[EXTRACTED INFORMATION]
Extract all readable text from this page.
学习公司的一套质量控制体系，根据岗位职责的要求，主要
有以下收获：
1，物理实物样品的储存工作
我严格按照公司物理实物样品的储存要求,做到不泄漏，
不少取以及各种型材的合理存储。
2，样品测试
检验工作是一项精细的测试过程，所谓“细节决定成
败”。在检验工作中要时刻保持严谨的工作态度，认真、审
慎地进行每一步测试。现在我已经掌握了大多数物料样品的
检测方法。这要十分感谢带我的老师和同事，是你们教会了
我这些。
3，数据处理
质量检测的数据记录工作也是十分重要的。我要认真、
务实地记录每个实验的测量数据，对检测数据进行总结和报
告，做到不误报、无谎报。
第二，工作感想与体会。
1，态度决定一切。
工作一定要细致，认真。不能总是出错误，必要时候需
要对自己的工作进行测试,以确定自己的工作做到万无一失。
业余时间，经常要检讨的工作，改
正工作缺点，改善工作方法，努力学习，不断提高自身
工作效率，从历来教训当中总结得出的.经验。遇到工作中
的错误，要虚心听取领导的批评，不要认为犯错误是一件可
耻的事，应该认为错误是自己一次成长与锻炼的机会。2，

[WHAT YOU ARE ASKED TO DO] Extract all lines as given.

[RESPONSE]
Extract all readable text from this page.
学习公司的一套质量控制体系，根据岗位职责的要求，主要
有以下收获：
1，物理实物样品的储存工作
我严格按照公司物理实物样品的储存要求,做到不泄漏，
不少取以及各种型材的合理存储。
2，样品测试
检验工作是一项精细的测试过程，所谓“细节决定成
败”。在检验工作中要时刻保持严谨的工作态度，认真、审
慎地进行每一步测试。现在我已经掌握了大多数物料样品的
检测方法。这要十分感谢带我的老师和同事，是你们教会了
我这些。
3，数据处理
质量检测的数据记录工作也是十分重要的。我要认真、
务实地记录每个实验的测量数据，对检测数据进行总结和报
告，做到不误报、无谎报。
第二，工作感想与体会。
1，态度决定一切。
工作一定要细致，认真。不能总是出错误，必要时候需
要对自己的工作进行测试,以确定自己的工作做到万无一失。
业余时间，经常要检讨的工作，改
正工作缺点，改善工作方法，努力学习，不断提高自身
工作效率，从历来教训当中总结得出的.经验。遇到工作中
的错误，要虚心听取领导的批评，不要认为犯错误是一件可
耻的事，应该认为错误是自己一次成长与锻炼的机会。2，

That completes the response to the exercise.